Reproduce the records below exactly as they appear, omitting any pictures they contain.

start Entries supplied

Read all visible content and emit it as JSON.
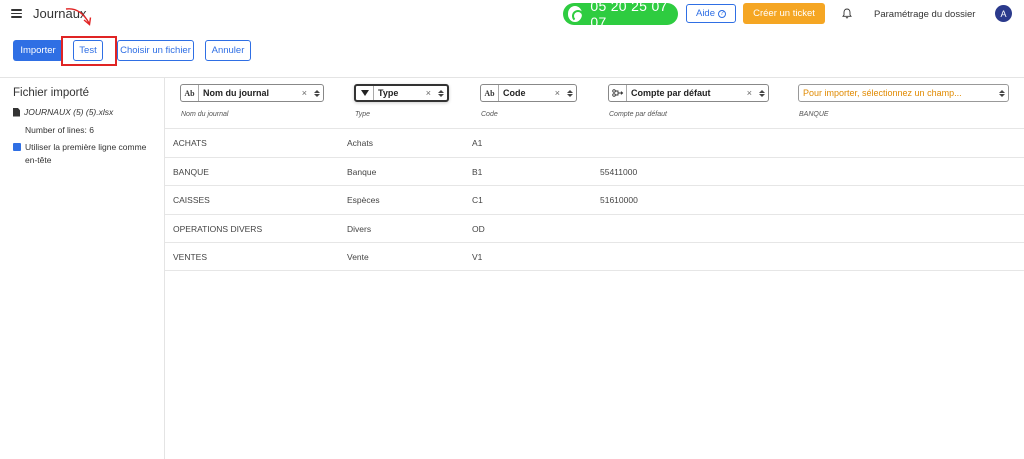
{
  "header": {
    "title": "Journaux",
    "phone": "05 20 25 07 07",
    "help_label": "Aide",
    "help_icon": "question-circle-icon",
    "ticket_label": "Créer un ticket",
    "settings_label": "Paramétrage du dossier",
    "avatar_initial": "A"
  },
  "toolbar": {
    "import_label": "Importer",
    "test_label": "Test",
    "choose_file_label": "Choisir un fichier",
    "cancel_label": "Annuler"
  },
  "left_panel": {
    "title": "Fichier importé",
    "file_name": "JOURNAUX (5) (5).xlsx",
    "lines": "Number of lines: 6",
    "header_checkbox_label": "Utiliser la première ligne comme en-tête",
    "header_checkbox_checked": true
  },
  "mapping": {
    "fields": [
      {
        "icon": "Ab",
        "label": "Nom du journal",
        "sub": "Nom du journal"
      },
      {
        "icon": "filter",
        "label": "Type",
        "sub": "Type"
      },
      {
        "icon": "Ab",
        "label": "Code",
        "sub": "Code"
      },
      {
        "icon": "link",
        "label": "Compte par défaut",
        "sub": "Compte par défaut"
      },
      {
        "icon": "",
        "label": "Pour importer, sélectionnez un champ...",
        "sub": "BANQUE"
      }
    ]
  },
  "rows": [
    [
      "ACHATS",
      "Achats",
      "A1",
      ""
    ],
    [
      "BANQUE",
      "Banque",
      "B1",
      "55411000"
    ],
    [
      "CAISSES",
      "Espèces",
      "C1",
      "51610000"
    ],
    [
      "OPERATIONS DIVERS",
      "Divers",
      "OD",
      ""
    ],
    [
      "VENTES",
      "Vente",
      "V1",
      ""
    ]
  ],
  "colors": {
    "primary": "#2f6fe4",
    "phone_green": "#2ecc40",
    "ticket_orange": "#f5a623",
    "placeholder_orange": "#e08a00",
    "highlight_red": "#e02424"
  }
}
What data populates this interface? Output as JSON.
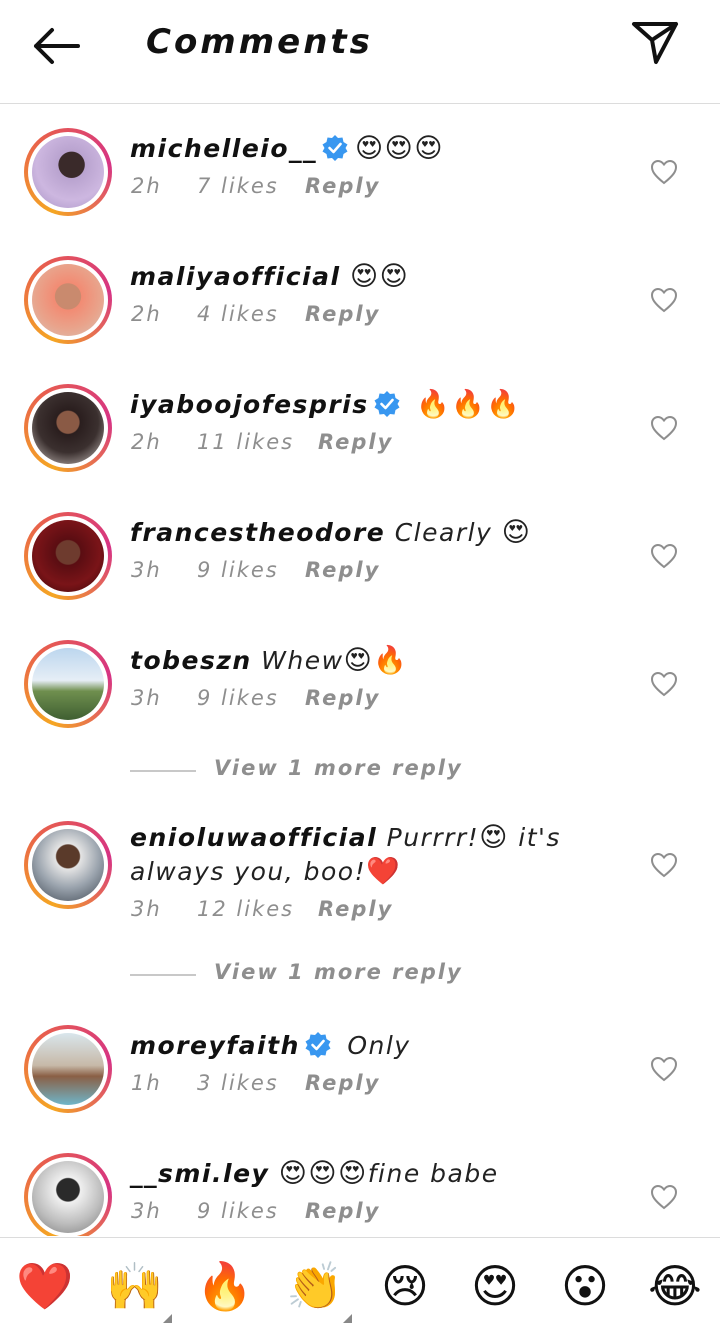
{
  "header": {
    "title": "Comments"
  },
  "comments": [
    {
      "username": "michelleio__",
      "verified": true,
      "text": "",
      "emoji": "😍😍😍",
      "time": "2h",
      "likes": "7 likes",
      "reply": "Reply"
    },
    {
      "username": "maliyaofficial",
      "verified": false,
      "text": "",
      "emoji": "😍😍",
      "time": "2h",
      "likes": "4 likes",
      "reply": "Reply"
    },
    {
      "username": "iyaboojofespris",
      "verified": true,
      "text": "",
      "emoji": "🔥🔥🔥",
      "time": "2h",
      "likes": "11 likes",
      "reply": "Reply"
    },
    {
      "username": "francestheodore",
      "verified": false,
      "text": "Clearly",
      "emoji": "😍",
      "time": "3h",
      "likes": "9 likes",
      "reply": "Reply"
    },
    {
      "username": "tobeszn",
      "verified": false,
      "text": "Whew",
      "emoji": "😍🔥",
      "time": "3h",
      "likes": "9 likes",
      "reply": "Reply"
    },
    {
      "username": "enioluwaofficial",
      "verified": false,
      "text": "Purrrr!",
      "emoji": "😍",
      "text2": "it's always you, boo!",
      "emoji2": "❤️",
      "time": "3h",
      "likes": "12 likes",
      "reply": "Reply"
    },
    {
      "username": "moreyfaith",
      "verified": true,
      "text": "Only",
      "emoji": "",
      "time": "1h",
      "likes": "3 likes",
      "reply": "Reply"
    },
    {
      "username": "__smi.ley",
      "verified": false,
      "text": "fine babe",
      "emoji": "😍😍😍",
      "time": "3h",
      "likes": "9 likes",
      "reply": "Reply"
    }
  ],
  "view_more": [
    {
      "label": "View 1 more reply"
    },
    {
      "label": "View 1 more reply"
    }
  ],
  "reactions": [
    "❤️",
    "🙌",
    "🔥",
    "👏",
    "😢",
    "😍",
    "😮",
    "😂"
  ],
  "colors": {
    "verified": "#3897f0",
    "meta_text": "#8e8e8e",
    "ring_start": "#f5a623",
    "ring_end": "#d63384"
  }
}
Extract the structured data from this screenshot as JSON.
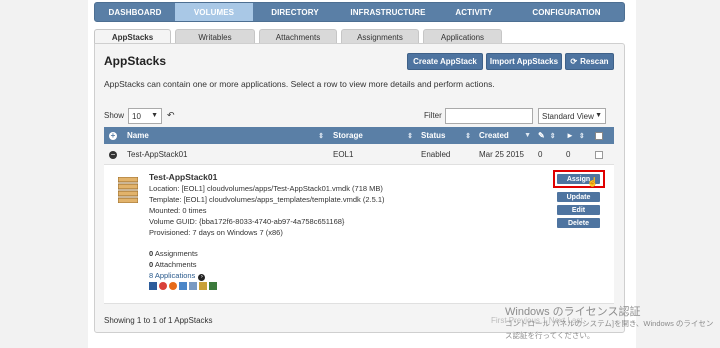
{
  "nav": {
    "items": [
      {
        "label": "DASHBOARD"
      },
      {
        "label": "VOLUMES"
      },
      {
        "label": "DIRECTORY"
      },
      {
        "label": "INFRASTRUCTURE"
      },
      {
        "label": "ACTIVITY"
      },
      {
        "label": "CONFIGURATION"
      }
    ]
  },
  "subtabs": [
    "AppStacks",
    "Writables",
    "Attachments",
    "Assignments",
    "Applications"
  ],
  "panel": {
    "title": "AppStacks",
    "description": "AppStacks can contain one or more applications. Select a row to view more details and perform actions.",
    "buttons": {
      "create": "Create AppStack",
      "import": "Import AppStacks",
      "rescan": "Rescan"
    }
  },
  "toolbar": {
    "show_label": "Show",
    "show_value": "10",
    "filter_label": "Filter",
    "filter_value": "",
    "view_value": "Standard View"
  },
  "table": {
    "columns": {
      "name": "Name",
      "storage": "Storage",
      "status": "Status",
      "created": "Created"
    },
    "rows": [
      {
        "name": "Test-AppStack01",
        "storage": "EOL1",
        "status": "Enabled",
        "created": "Mar 25 2015",
        "count1": "0",
        "count2": "0"
      }
    ]
  },
  "detail": {
    "title": "Test-AppStack01",
    "location": "Location: [EOL1] cloudvolumes/apps/Test-AppStack01.vmdk (718 MB)",
    "template": "Template: [EOL1] cloudvolumes/apps_templates/template.vmdk (2.5.1)",
    "mounted": "Mounted: 0 times",
    "guid": "Volume GUID: {bba172f6-8033-4740-ab97-4a758c651168}",
    "provisioned": "Provisioned: 7 days on Windows 7 (x86)",
    "assignments_count": "0",
    "assignments_label": "Assignments",
    "attachments_count": "0",
    "attachments_label": "Attachments",
    "applications_link": "8 Applications",
    "actions": {
      "assign": "Assign",
      "update": "Update",
      "edit": "Edit",
      "delete": "Delete"
    }
  },
  "footer": {
    "summary": "Showing 1 to 1 of 1 AppStacks",
    "pagination": "First  Previous  1  Next  Last"
  },
  "watermark": {
    "line1": "Windows のライセンス認証",
    "line2": "コントロール パネルのシステム]を開き、Windows のライセンス認証を行ってください。"
  },
  "colors": {
    "nav_bg": "#5a7fa6",
    "nav_active": "#a9c8e6",
    "button_bg": "#4e74a0",
    "highlight_border": "#e00000"
  }
}
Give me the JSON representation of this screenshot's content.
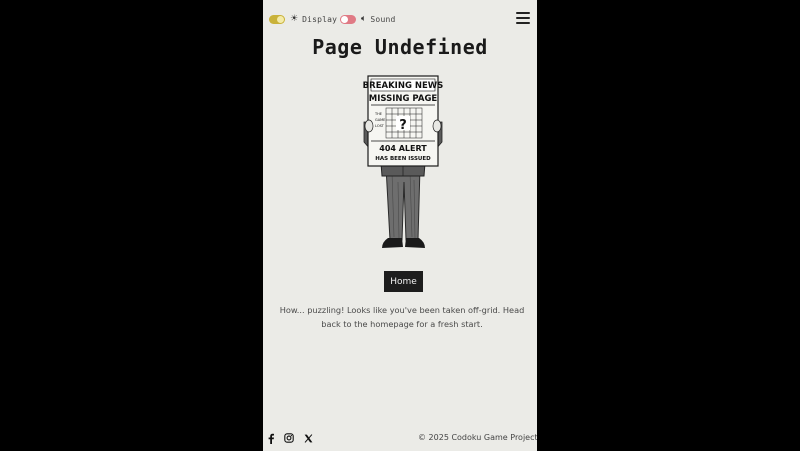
{
  "topbar": {
    "display": {
      "label": "Display",
      "icon": "sun-icon",
      "state": "on",
      "color": "#c9b23a"
    },
    "sound": {
      "label": "Sound",
      "icon": "speaker-muted-icon",
      "state": "off",
      "color": "#e07a85"
    },
    "menu_icon": "hamburger-icon"
  },
  "main": {
    "title": "Page Undefined",
    "illustration": {
      "headline_1": "BREAKING NEWS",
      "headline_2": "MISSING PAGE",
      "side_text_1": "THE",
      "side_text_2": "GAME",
      "side_text_3": "LOST",
      "grid_mark": "?",
      "alert_1": "404 ALERT",
      "alert_2": "HAS BEEN ISSUED"
    },
    "home_button": "Home",
    "message": "How... puzzling! Looks like you've been taken off-grid. Head back to the homepage for a fresh start."
  },
  "footer": {
    "social": [
      "facebook-icon",
      "instagram-icon",
      "x-icon"
    ],
    "copyright": "© 2025 Codoku Game Project"
  },
  "colors": {
    "page_background": "#ebebe7",
    "outer_background": "#000000",
    "button_background": "#1d1d1d"
  }
}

end Entries supplied

■ Reply to the exercise ■
Read all visible content and emit it as JSON.
{
  "header": {
    "title": "Journaux",
    "phone": "05 20 25 07 07",
    "help_label": "Aide",
    "help_icon": "question-circle-icon",
    "ticket_label": "Créer un ticket",
    "settings_label": "Paramétrage du dossier",
    "avatar_initial": "A"
  },
  "toolbar": {
    "import_label": "Importer",
    "test_label": "Test",
    "choose_file_label": "Choisir un fichier",
    "cancel_label": "Annuler"
  },
  "left_panel": {
    "title": "Fichier importé",
    "file_name": "JOURNAUX (5) (5).xlsx",
    "lines": "Number of lines: 6",
    "header_checkbox_label": "Utiliser la première ligne comme en-tête",
    "header_checkbox_checked": true
  },
  "mapping": {
    "fields": [
      {
        "icon": "Ab",
        "label": "Nom du journal",
        "sub": "Nom du journal"
      },
      {
        "icon": "filter",
        "label": "Type",
        "sub": "Type"
      },
      {
        "icon": "Ab",
        "label": "Code",
        "sub": "Code"
      },
      {
        "icon": "link",
        "label": "Compte par défaut",
        "sub": "Compte par défaut"
      },
      {
        "icon": "",
        "label": "Pour importer, sélectionnez un champ...",
        "sub": "BANQUE"
      }
    ]
  },
  "rows": [
    [
      "ACHATS",
      "Achats",
      "A1",
      ""
    ],
    [
      "BANQUE",
      "Banque",
      "B1",
      "55411000"
    ],
    [
      "CAISSES",
      "Espèces",
      "C1",
      "51610000"
    ],
    [
      "OPERATIONS DIVERS",
      "Divers",
      "OD",
      ""
    ],
    [
      "VENTES",
      "Vente",
      "V1",
      ""
    ]
  ],
  "colors": {
    "primary": "#2f6fe4",
    "phone_green": "#2ecc40",
    "ticket_orange": "#f5a623",
    "placeholder_orange": "#e08a00",
    "highlight_red": "#e02424"
  }
}
What data populates this interface? Output as JSON.
{
  "header": {
    "title": "Comments"
  },
  "comments": [
    {
      "username": "michelleio__",
      "verified": true,
      "text": "",
      "emoji": "😍😍😍",
      "time": "2h",
      "likes": "7 likes",
      "reply": "Reply"
    },
    {
      "username": "maliyaofficial",
      "verified": false,
      "text": "",
      "emoji": "😍😍",
      "time": "2h",
      "likes": "4 likes",
      "reply": "Reply"
    },
    {
      "username": "iyaboojofespris",
      "verified": true,
      "text": "",
      "emoji": "🔥🔥🔥",
      "time": "2h",
      "likes": "11 likes",
      "reply": "Reply"
    },
    {
      "username": "francestheodore",
      "verified": false,
      "text": "Clearly",
      "emoji": "😍",
      "time": "3h",
      "likes": "9 likes",
      "reply": "Reply"
    },
    {
      "username": "tobeszn",
      "verified": false,
      "text": "Whew",
      "emoji": "😍🔥",
      "time": "3h",
      "likes": "9 likes",
      "reply": "Reply"
    },
    {
      "username": "enioluwaofficial",
      "verified": false,
      "text": "Purrrr!",
      "emoji": "😍",
      "text2": "it's always you, boo!",
      "emoji2": "❤️",
      "time": "3h",
      "likes": "12 likes",
      "reply": "Reply"
    },
    {
      "username": "moreyfaith",
      "verified": true,
      "text": "Only",
      "emoji": "",
      "time": "1h",
      "likes": "3 likes",
      "reply": "Reply"
    },
    {
      "username": "__smi.ley",
      "verified": false,
      "text": "fine babe",
      "emoji": "😍😍😍",
      "time": "3h",
      "likes": "9 likes",
      "reply": "Reply"
    }
  ],
  "view_more": [
    {
      "label": "View 1 more reply"
    },
    {
      "label": "View 1 more reply"
    }
  ],
  "reactions": [
    "❤️",
    "🙌",
    "🔥",
    "👏",
    "😢",
    "😍",
    "😮",
    "😂"
  ],
  "colors": {
    "verified": "#3897f0",
    "meta_text": "#8e8e8e",
    "ring_start": "#f5a623",
    "ring_end": "#d63384"
  }
}
Extract the structured data from this screenshot as JSON.
{
  "nav": {
    "items": [
      {
        "label": "DASHBOARD"
      },
      {
        "label": "VOLUMES"
      },
      {
        "label": "DIRECTORY"
      },
      {
        "label": "INFRASTRUCTURE"
      },
      {
        "label": "ACTIVITY"
      },
      {
        "label": "CONFIGURATION"
      }
    ]
  },
  "subtabs": [
    "AppStacks",
    "Writables",
    "Attachments",
    "Assignments",
    "Applications"
  ],
  "panel": {
    "title": "AppStacks",
    "description": "AppStacks can contain one or more applications. Select a row to view more details and perform actions.",
    "buttons": {
      "create": "Create AppStack",
      "import": "Import AppStacks",
      "rescan": "Rescan"
    }
  },
  "toolbar": {
    "show_label": "Show",
    "show_value": "10",
    "filter_label": "Filter",
    "filter_value": "",
    "view_value": "Standard View"
  },
  "table": {
    "columns": {
      "name": "Name",
      "storage": "Storage",
      "status": "Status",
      "created": "Created"
    },
    "rows": [
      {
        "name": "Test-AppStack01",
        "storage": "EOL1",
        "status": "Enabled",
        "created": "Mar 25 2015",
        "count1": "0",
        "count2": "0"
      }
    ]
  },
  "detail": {
    "title": "Test-AppStack01",
    "location": "Location: [EOL1] cloudvolumes/apps/Test-AppStack01.vmdk (718 MB)",
    "template": "Template: [EOL1] cloudvolumes/apps_templates/template.vmdk (2.5.1)",
    "mounted": "Mounted: 0 times",
    "guid": "Volume GUID: {bba172f6-8033-4740-ab97-4a758c651168}",
    "provisioned": "Provisioned: 7 days on Windows 7 (x86)",
    "assignments_count": "0",
    "assignments_label": "Assignments",
    "attachments_count": "0",
    "attachments_label": "Attachments",
    "applications_link": "8 Applications",
    "actions": {
      "assign": "Assign",
      "update": "Update",
      "edit": "Edit",
      "delete": "Delete"
    }
  },
  "footer": {
    "summary": "Showing 1 to 1 of 1 AppStacks",
    "pagination": "First  Previous  1  Next  Last"
  },
  "watermark": {
    "line1": "Windows のライセンス認証",
    "line2": "コントロール パネルのシステム]を開き、Windows のライセンス認証を行ってください。"
  },
  "colors": {
    "nav_bg": "#5a7fa6",
    "nav_active": "#a9c8e6",
    "button_bg": "#4e74a0",
    "highlight_border": "#e00000"
  }
}
Give me the JSON representation of this screenshot's content.
{
  "topbar": {
    "display": {
      "label": "Display",
      "icon": "sun-icon",
      "state": "on",
      "color": "#c9b23a"
    },
    "sound": {
      "label": "Sound",
      "icon": "speaker-muted-icon",
      "state": "off",
      "color": "#e07a85"
    },
    "menu_icon": "hamburger-icon"
  },
  "main": {
    "title": "Page Undefined",
    "illustration": {
      "headline_1": "BREAKING NEWS",
      "headline_2": "MISSING PAGE",
      "side_text_1": "THE",
      "side_text_2": "GAME",
      "side_text_3": "LOST",
      "grid_mark": "?",
      "alert_1": "404 ALERT",
      "alert_2": "HAS BEEN ISSUED"
    },
    "home_button": "Home",
    "message": "How... puzzling! Looks like you've been taken off-grid. Head back to the homepage for a fresh start."
  },
  "footer": {
    "social": [
      "facebook-icon",
      "instagram-icon",
      "x-icon"
    ],
    "copyright": "© 2025 Codoku Game Project"
  },
  "colors": {
    "page_background": "#ebebe7",
    "outer_background": "#000000",
    "button_background": "#1d1d1d"
  }
}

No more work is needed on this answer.